>> Begin
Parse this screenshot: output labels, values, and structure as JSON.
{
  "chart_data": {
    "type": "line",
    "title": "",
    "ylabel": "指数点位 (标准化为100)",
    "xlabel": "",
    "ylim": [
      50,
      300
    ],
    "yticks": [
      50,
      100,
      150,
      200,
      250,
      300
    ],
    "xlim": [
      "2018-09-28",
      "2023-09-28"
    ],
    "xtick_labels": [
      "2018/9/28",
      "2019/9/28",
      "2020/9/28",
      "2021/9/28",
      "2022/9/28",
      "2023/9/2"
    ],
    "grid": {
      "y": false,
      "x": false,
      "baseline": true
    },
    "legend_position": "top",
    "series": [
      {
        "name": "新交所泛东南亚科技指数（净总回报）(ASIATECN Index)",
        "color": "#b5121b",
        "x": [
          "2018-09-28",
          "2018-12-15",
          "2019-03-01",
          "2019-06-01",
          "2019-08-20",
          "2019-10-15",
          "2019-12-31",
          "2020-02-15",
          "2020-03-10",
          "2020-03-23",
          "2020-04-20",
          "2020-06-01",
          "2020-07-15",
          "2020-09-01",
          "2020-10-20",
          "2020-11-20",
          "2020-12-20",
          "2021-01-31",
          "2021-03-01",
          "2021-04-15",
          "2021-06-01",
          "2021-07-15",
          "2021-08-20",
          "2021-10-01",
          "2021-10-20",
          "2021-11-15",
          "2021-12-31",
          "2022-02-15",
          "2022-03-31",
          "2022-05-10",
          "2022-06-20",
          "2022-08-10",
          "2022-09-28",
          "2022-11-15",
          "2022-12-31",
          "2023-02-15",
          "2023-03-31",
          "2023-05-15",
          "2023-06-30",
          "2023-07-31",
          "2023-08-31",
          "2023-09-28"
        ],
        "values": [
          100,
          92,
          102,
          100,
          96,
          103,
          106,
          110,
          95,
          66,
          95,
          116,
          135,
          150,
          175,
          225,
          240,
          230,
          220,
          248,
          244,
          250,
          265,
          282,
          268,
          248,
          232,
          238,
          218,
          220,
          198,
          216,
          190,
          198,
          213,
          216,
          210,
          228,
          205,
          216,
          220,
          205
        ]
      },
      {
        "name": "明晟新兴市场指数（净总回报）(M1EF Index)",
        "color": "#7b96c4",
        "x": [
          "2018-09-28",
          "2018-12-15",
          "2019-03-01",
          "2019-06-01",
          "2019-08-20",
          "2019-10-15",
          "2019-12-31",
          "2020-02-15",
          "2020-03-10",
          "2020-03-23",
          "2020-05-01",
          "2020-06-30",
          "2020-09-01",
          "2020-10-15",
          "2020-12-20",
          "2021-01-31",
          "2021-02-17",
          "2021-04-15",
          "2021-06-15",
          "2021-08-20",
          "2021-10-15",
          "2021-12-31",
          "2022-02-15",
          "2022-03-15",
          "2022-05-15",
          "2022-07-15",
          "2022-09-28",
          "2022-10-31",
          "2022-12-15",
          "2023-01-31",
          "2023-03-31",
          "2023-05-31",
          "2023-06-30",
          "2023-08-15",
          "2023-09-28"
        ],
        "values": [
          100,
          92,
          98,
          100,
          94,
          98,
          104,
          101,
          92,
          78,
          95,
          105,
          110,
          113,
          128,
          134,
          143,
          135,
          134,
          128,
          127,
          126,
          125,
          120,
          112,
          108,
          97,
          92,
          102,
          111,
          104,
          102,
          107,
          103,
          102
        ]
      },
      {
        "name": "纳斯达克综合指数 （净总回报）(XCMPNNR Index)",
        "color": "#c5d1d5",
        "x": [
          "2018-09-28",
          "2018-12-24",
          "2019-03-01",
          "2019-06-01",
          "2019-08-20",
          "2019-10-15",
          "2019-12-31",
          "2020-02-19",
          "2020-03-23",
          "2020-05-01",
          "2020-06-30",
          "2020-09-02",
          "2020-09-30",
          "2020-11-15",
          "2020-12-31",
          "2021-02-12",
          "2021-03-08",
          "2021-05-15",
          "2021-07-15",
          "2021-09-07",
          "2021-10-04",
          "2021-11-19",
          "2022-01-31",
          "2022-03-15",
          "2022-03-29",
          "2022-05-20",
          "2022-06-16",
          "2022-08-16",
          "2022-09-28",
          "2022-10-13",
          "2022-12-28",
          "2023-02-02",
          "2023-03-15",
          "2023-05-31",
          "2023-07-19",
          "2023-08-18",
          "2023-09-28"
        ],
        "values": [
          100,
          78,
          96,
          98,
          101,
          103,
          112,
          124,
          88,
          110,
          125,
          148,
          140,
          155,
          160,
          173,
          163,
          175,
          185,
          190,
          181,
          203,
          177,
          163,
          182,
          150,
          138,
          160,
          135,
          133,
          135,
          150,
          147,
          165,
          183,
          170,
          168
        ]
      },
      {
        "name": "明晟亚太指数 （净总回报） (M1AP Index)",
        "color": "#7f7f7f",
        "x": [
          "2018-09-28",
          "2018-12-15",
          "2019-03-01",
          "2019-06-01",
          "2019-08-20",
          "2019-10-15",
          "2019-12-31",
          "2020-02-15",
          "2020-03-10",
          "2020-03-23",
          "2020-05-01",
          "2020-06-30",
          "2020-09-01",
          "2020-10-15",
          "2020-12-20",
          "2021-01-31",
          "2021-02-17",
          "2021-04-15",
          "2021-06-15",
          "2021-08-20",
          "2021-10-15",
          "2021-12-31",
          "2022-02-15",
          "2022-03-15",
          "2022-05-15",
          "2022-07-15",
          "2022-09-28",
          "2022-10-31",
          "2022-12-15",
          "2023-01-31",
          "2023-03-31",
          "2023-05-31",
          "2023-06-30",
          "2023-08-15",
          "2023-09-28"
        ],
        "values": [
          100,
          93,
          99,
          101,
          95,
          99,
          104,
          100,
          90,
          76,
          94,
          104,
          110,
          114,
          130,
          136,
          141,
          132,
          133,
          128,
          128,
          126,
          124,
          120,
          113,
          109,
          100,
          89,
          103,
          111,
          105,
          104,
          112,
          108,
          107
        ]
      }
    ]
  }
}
>> End
## [Given problem]
Pull out every line of the records that includes the string "name".

## [Problem solution]
        "name": "新交所泛东南亚科技指数（净总回报）(ASIATECN Index)",
        "name": "明晟新兴市场指数（净总回报）(M1EF Index)",
        "name": "纳斯达克综合指数 （净总回报）(XCMPNNR Index)",
        "name": "明晟亚太指数 （净总回报） (M1AP Index)",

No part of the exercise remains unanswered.